EXERCISE PROMPT: Search the listing below for "JSON". Copy each matching line.

※

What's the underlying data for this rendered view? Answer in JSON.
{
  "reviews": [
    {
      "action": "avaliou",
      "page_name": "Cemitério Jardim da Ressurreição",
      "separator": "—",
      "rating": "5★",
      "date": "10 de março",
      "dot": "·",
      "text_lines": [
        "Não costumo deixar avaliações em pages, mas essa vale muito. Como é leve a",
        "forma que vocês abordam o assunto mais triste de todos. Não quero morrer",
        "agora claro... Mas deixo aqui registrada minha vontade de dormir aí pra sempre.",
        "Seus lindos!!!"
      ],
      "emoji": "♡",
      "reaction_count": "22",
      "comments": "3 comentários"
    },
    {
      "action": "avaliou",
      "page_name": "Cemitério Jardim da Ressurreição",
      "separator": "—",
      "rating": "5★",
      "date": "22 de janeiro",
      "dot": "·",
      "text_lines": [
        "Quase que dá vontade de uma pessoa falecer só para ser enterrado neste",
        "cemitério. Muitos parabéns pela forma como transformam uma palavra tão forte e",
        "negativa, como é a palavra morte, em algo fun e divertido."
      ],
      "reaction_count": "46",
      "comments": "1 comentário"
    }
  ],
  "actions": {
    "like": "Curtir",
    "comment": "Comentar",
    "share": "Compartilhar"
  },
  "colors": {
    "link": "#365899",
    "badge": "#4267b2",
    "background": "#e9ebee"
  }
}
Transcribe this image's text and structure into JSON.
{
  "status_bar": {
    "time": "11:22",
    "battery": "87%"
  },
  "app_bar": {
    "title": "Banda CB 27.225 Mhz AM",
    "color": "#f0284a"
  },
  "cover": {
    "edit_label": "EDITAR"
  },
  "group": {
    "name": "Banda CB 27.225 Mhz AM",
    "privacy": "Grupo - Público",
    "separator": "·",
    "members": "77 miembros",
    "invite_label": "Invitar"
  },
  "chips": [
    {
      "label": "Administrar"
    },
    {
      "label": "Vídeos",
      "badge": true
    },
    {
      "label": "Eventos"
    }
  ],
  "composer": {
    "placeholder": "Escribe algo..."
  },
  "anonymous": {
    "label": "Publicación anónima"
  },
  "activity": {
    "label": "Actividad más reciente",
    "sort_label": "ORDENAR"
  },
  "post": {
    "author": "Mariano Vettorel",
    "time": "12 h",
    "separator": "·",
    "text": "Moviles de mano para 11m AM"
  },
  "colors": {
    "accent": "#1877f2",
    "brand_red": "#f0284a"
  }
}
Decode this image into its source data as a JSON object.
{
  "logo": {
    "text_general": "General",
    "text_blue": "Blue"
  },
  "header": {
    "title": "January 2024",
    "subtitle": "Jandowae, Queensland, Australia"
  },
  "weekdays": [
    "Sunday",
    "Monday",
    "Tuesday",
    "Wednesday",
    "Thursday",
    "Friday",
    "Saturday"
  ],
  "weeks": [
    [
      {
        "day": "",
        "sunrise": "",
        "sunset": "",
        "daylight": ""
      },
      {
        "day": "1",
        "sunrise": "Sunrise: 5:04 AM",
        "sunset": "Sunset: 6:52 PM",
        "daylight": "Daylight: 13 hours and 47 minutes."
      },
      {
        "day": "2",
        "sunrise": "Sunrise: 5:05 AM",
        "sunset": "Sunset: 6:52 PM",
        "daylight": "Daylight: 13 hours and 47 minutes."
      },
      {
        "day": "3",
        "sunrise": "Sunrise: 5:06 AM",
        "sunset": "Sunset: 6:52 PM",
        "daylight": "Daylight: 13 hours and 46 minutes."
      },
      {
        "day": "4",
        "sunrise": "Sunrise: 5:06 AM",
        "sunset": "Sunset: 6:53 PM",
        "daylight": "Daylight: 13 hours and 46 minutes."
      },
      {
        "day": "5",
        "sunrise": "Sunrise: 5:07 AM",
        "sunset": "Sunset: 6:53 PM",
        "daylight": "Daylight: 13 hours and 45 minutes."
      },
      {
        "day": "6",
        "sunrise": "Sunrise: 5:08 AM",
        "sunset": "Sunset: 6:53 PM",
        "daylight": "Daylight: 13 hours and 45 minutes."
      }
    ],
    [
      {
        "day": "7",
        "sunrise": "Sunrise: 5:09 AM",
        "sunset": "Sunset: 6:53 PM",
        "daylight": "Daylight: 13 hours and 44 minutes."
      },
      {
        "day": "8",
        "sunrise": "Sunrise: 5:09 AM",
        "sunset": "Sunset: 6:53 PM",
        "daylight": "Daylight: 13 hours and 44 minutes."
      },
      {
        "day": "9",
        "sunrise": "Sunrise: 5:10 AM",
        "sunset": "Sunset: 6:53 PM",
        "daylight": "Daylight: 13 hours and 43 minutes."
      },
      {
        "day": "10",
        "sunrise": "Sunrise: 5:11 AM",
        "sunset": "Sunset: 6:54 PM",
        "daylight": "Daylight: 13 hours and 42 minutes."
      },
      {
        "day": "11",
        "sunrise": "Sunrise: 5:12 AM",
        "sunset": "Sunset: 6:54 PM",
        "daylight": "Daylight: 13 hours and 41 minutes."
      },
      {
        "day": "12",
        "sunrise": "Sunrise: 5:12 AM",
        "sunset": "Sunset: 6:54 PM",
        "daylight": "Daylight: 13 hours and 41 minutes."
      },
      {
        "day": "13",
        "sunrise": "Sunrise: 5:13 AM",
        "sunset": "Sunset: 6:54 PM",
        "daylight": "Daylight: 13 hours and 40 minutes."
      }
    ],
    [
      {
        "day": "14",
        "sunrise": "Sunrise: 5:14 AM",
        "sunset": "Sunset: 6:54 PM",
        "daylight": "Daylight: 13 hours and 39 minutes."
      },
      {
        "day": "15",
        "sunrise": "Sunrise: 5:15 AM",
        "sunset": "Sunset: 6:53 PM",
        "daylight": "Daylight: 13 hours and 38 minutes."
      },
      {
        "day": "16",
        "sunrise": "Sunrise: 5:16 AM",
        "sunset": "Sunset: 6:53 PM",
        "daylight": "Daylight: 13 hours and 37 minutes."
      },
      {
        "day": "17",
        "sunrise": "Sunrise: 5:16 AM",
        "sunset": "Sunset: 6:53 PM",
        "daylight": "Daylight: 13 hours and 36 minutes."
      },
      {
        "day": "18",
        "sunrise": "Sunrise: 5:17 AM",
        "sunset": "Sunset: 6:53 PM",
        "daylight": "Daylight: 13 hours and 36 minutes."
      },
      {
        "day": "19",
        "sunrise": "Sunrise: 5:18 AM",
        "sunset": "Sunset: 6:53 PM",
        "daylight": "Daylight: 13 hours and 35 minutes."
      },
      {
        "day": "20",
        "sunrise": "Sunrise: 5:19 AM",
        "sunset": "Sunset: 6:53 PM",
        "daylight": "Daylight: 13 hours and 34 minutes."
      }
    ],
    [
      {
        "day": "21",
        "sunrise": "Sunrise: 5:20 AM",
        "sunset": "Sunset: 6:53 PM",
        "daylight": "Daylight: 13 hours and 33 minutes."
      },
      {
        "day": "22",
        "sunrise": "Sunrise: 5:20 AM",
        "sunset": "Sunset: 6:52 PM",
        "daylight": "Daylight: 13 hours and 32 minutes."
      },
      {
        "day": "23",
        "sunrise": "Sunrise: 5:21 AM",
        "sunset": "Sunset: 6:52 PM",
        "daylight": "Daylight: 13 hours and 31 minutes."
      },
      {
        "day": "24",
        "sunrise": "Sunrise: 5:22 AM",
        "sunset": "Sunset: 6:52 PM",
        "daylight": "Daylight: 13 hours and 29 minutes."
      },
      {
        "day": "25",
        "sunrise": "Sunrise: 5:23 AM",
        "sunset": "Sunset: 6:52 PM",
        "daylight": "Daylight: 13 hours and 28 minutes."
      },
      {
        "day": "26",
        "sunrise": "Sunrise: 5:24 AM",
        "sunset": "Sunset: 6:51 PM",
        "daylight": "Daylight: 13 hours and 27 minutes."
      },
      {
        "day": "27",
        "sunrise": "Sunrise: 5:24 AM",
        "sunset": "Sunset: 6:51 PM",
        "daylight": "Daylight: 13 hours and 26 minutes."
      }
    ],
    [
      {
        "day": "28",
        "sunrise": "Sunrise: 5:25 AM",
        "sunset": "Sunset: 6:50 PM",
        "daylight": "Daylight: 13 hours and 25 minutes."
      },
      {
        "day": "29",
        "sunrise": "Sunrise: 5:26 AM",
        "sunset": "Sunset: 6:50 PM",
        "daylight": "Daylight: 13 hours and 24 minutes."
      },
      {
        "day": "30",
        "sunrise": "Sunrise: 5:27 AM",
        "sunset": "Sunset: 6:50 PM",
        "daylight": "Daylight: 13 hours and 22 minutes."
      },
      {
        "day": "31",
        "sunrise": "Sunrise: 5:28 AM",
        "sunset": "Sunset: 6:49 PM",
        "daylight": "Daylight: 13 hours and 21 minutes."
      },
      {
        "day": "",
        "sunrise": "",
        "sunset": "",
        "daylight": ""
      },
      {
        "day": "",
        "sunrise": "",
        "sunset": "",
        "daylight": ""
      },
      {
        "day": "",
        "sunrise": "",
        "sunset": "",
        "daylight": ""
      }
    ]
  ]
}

※

ANSWER FOR THIS EXERCISE:
What's the underlying data for this rendered view? Answer in JSON.
Transcribe this image's text and structure into JSON.
Decode this image into its source data as a JSON object.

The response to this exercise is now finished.